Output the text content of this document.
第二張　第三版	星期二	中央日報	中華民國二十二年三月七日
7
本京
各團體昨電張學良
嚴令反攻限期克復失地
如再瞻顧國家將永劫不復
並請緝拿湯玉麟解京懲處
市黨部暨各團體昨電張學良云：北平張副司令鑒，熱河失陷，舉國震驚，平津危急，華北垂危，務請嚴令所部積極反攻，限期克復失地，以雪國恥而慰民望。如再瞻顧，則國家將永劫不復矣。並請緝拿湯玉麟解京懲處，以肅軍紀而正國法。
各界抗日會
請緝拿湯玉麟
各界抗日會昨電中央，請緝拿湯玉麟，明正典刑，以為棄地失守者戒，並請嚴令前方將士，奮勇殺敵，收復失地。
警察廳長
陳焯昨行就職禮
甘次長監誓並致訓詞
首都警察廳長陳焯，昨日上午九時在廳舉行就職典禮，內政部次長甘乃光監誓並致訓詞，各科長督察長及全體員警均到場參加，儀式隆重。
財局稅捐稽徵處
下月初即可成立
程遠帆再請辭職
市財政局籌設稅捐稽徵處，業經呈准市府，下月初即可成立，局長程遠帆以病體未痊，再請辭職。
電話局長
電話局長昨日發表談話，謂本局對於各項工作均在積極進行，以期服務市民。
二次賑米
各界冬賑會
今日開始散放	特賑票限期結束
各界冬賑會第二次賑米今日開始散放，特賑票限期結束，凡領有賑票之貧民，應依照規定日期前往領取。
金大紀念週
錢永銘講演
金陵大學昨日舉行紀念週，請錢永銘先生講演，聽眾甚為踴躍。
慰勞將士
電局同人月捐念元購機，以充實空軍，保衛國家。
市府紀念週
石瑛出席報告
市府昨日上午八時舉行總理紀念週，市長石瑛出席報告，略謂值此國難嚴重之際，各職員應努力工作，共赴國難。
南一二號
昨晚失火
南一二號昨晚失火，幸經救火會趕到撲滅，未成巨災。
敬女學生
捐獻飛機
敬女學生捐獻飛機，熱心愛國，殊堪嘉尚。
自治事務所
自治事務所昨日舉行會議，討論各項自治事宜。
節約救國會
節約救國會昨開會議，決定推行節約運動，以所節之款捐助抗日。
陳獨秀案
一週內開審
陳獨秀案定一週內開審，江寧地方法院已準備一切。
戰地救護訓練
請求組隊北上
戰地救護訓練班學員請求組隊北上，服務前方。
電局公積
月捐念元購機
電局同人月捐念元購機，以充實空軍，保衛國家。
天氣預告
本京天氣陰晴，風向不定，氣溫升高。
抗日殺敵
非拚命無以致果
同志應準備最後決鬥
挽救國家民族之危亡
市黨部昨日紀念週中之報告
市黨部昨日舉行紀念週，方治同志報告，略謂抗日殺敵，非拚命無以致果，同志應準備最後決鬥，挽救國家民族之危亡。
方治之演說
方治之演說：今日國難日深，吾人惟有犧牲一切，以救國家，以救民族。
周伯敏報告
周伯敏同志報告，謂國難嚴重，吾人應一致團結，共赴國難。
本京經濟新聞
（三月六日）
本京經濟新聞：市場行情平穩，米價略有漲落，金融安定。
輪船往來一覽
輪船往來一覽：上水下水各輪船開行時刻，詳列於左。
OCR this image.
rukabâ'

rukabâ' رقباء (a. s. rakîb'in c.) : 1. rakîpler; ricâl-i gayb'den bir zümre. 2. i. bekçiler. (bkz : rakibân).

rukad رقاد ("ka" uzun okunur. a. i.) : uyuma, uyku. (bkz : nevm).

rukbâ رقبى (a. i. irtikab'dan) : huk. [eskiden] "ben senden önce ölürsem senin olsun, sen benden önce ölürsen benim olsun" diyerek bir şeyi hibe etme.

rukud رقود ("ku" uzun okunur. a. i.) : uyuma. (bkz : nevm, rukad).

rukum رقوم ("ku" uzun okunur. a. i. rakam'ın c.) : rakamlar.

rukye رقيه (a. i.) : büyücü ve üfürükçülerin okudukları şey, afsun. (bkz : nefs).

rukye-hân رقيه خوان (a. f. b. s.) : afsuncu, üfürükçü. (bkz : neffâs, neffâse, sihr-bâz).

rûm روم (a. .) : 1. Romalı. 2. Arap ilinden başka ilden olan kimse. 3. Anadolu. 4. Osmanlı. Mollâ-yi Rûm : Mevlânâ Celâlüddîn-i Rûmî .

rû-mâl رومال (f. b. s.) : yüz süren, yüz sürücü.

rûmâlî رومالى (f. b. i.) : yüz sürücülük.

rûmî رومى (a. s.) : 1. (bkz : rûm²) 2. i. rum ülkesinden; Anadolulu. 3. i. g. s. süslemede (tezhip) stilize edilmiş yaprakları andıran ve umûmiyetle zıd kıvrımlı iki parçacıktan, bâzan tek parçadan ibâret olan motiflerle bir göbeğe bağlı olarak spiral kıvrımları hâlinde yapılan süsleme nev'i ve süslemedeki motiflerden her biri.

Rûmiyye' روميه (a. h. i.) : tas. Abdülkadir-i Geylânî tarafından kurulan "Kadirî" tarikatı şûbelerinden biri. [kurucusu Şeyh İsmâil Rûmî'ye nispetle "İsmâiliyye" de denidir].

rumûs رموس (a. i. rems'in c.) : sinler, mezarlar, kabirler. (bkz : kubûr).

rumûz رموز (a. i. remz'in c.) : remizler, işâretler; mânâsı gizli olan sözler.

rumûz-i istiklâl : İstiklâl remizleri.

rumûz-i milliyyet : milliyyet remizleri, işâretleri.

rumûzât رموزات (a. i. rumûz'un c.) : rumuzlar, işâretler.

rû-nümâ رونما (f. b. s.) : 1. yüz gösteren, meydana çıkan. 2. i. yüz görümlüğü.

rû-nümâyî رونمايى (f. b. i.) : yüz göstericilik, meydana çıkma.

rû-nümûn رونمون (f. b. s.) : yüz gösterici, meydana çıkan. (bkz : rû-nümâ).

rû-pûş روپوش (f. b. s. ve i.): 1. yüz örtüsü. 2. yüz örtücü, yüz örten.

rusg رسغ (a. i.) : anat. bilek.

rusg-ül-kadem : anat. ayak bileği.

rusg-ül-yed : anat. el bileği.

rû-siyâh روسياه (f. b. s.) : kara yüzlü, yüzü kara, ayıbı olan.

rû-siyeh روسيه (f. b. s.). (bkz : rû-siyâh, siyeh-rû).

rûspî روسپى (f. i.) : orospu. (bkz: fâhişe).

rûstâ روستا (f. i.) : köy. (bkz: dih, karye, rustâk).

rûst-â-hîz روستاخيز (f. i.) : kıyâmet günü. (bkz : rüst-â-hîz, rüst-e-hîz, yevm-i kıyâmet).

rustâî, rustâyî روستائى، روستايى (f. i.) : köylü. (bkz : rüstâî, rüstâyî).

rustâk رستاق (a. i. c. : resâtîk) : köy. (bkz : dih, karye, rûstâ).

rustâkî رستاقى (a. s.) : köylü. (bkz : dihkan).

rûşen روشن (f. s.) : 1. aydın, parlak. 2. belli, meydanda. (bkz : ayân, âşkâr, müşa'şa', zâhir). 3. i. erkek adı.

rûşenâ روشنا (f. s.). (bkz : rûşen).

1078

== AIM ==
All the entries above need to be reproduced exactly.

== OUTPUT FOR THIS EXERCISE ==
Output the text content of this document.
第二張　第三版	星期二	中央日報	中華民國二十二年三月七日
7
本京
各團體昨電張學良
嚴令反攻限期克復失地
如再瞻顧國家將永劫不復
並請緝拿湯玉麟解京懲處
市黨部暨各團體昨電張學良云：北平張副司令鑒，熱河失陷，舉國震驚，平津危急，華北垂危，務請嚴令所部積極反攻，限期克復失地，以雪國恥而慰民望。如再瞻顧，則國家將永劫不復矣。並請緝拿湯玉麟解京懲處，以肅軍紀而正國法。
各界抗日會
請緝拿湯玉麟
各界抗日會昨電中央，請緝拿湯玉麟，明正典刑，以為棄地失守者戒，並請嚴令前方將士，奮勇殺敵，收復失地。
警察廳長
陳焯昨行就職禮
甘次長監誓並致訓詞
首都警察廳長陳焯，昨日上午九時在廳舉行就職典禮，內政部次長甘乃光監誓並致訓詞，各科長督察長及全體員警均到場參加，儀式隆重。
財局稅捐稽徵處
下月初即可成立
程遠帆再請辭職
市財政局籌設稅捐稽徵處，業經呈准市府，下月初即可成立，局長程遠帆以病體未痊，再請辭職。
電話局長
電話局長昨日發表談話，謂本局對於各項工作均在積極進行，以期服務市民。
二次賑米
各界冬賑會
今日開始散放	特賑票限期結束
各界冬賑會第二次賑米今日開始散放，特賑票限期結束，凡領有賑票之貧民，應依照規定日期前往領取。
金大紀念週
錢永銘講演
金陵大學昨日舉行紀念週，請錢永銘先生講演，聽眾甚為踴躍。
慰勞將士
電局同人月捐念元購機，以充實空軍，保衛國家。
市府紀念週
石瑛出席報告
市府昨日上午八時舉行總理紀念週，市長石瑛出席報告，略謂值此國難嚴重之際，各職員應努力工作，共赴國難。
南一二號
昨晚失火
南一二號昨晚失火，幸經救火會趕到撲滅，未成巨災。
敬女學生
捐獻飛機
敬女學生捐獻飛機，熱心愛國，殊堪嘉尚。
自治事務所
自治事務所昨日舉行會議，討論各項自治事宜。
節約救國會
節約救國會昨開會議，決定推行節約運動，以所節之款捐助抗日。
陳獨秀案
一週內開審
陳獨秀案定一週內開審，江寧地方法院已準備一切。
戰地救護訓練
請求組隊北上
戰地救護訓練班學員請求組隊北上，服務前方。
電局公積
月捐念元購機
電局同人月捐念元購機，以充實空軍，保衛國家。
天氣預告
本京天氣陰晴，風向不定，氣溫升高。
抗日殺敵
非拚命無以致果
同志應準備最後決鬥
挽救國家民族之危亡
市黨部昨日紀念週中之報告
市黨部昨日舉行紀念週，方治同志報告，略謂抗日殺敵，非拚命無以致果，同志應準備最後決鬥，挽救國家民族之危亡。
方治之演說
方治之演說：今日國難日深，吾人惟有犧牲一切，以救國家，以救民族。
周伯敏報告
周伯敏同志報告，謂國難嚴重，吾人應一致團結，共赴國難。
本京經濟新聞
（三月六日）
本京經濟新聞：市場行情平穩，米價略有漲落，金融安定。
輪船往來一覽
輪船往來一覽：上水下水各輪船開行時刻，詳列於左。
OCR this image.
rukabâ'

rukabâ' رقباء (a. s. rakîb'in c.) : 1. rakîpler; ricâl-i gayb'den bir zümre. 2. i. bekçiler. (bkz : rakibân).

rukad رقاد ("ka" uzun okunur. a. i.) : uyuma, uyku. (bkz : nevm).

rukbâ رقبى (a. i. irtikab'dan) : huk. [eskiden] "ben senden önce ölürsem senin olsun, sen benden önce ölürsen benim olsun" diyerek bir şeyi hibe etme.

rukud رقود ("ku" uzun okunur. a. i.) : uyuma. (bkz : nevm, rukad).

rukum رقوم ("ku" uzun okunur. a. i. rakam'ın c.) : rakamlar.

rukye رقيه (a. i.) : büyücü ve üfürükçülerin okudukları şey, afsun. (bkz : nefs).

rukye-hân رقيه خوان (a. f. b. s.) : afsuncu, üfürükçü. (bkz : neffâs, neffâse, sihr-bâz).

rûm روم (a. .) : 1. Romalı. 2. Arap ilinden başka ilden olan kimse. 3. Anadolu. 4. Osmanlı. Mollâ-yi Rûm : Mevlânâ Celâlüddîn-i Rûmî .

rû-mâl رومال (f. b. s.) : yüz süren, yüz sürücü.

rûmâlî رومالى (f. b. i.) : yüz sürücülük.

rûmî رومى (a. s.) : 1. (bkz : rûm²) 2. i. rum ülkesinden; Anadolulu. 3. i. g. s. süslemede (tezhip) stilize edilmiş yaprakları andıran ve umûmiyetle zıd kıvrımlı iki parçacıktan, bâzan tek parçadan ibâret olan motiflerle bir göbeğe bağlı olarak spiral kıvrımları hâlinde yapılan süsleme nev'i ve süslemedeki motiflerden her biri.

Rûmiyye' روميه (a. h. i.) : tas. Abdülkadir-i Geylânî tarafından kurulan "Kadirî" tarikatı şûbelerinden biri. [kurucusu Şeyh İsmâil Rûmî'ye nispetle "İsmâiliyye" de denidir].

rumûs رموس (a. i. rems'in c.) : sinler, mezarlar, kabirler. (bkz : kubûr).

rumûz رموز (a. i. remz'in c.) : remizler, işâretler; mânâsı gizli olan sözler.

rumûz-i istiklâl : İstiklâl remizleri.

rumûz-i milliyyet : milliyyet remizleri, işâretleri.

rumûzât رموزات (a. i. rumûz'un c.) : rumuzlar, işâretler.

rû-nümâ رونما (f. b. s.) : 1. yüz gösteren, meydana çıkan. 2. i. yüz görümlüğü.

rû-nümâyî رونمايى (f. b. i.) : yüz göstericilik, meydana çıkma.

rû-nümûn رونمون (f. b. s.) : yüz gösterici, meydana çıkan. (bkz : rû-nümâ).

rû-pûş روپوش (f. b. s. ve i.): 1. yüz örtüsü. 2. yüz örtücü, yüz örten.

rusg رسغ (a. i.) : anat. bilek.

rusg-ül-kadem : anat. ayak bileği.

rusg-ül-yed : anat. el bileği.

rû-siyâh روسياه (f. b. s.) : kara yüzlü, yüzü kara, ayıbı olan.

rû-siyeh روسيه (f. b. s.). (bkz : rû-siyâh, siyeh-rû).

rûspî روسپى (f. i.) : orospu. (bkz: fâhişe).

rûstâ روستا (f. i.) : köy. (bkz: dih, karye, rustâk).

rûst-â-hîz روستاخيز (f. i.) : kıyâmet günü. (bkz : rüst-â-hîz, rüst-e-hîz, yevm-i kıyâmet).

rustâî, rustâyî روستائى، روستايى (f. i.) : köylü. (bkz : rüstâî, rüstâyî).

rustâk رستاق (a. i. c. : resâtîk) : köy. (bkz : dih, karye, rûstâ).

rustâkî رستاقى (a. s.) : köylü. (bkz : dihkan).

rûşen روشن (f. s.) : 1. aydın, parlak. 2. belli, meydanda. (bkz : ayân, âşkâr, müşa'şa', zâhir). 3. i. erkek adı.

rûşenâ روشنا (f. s.). (bkz : rûşen).

1078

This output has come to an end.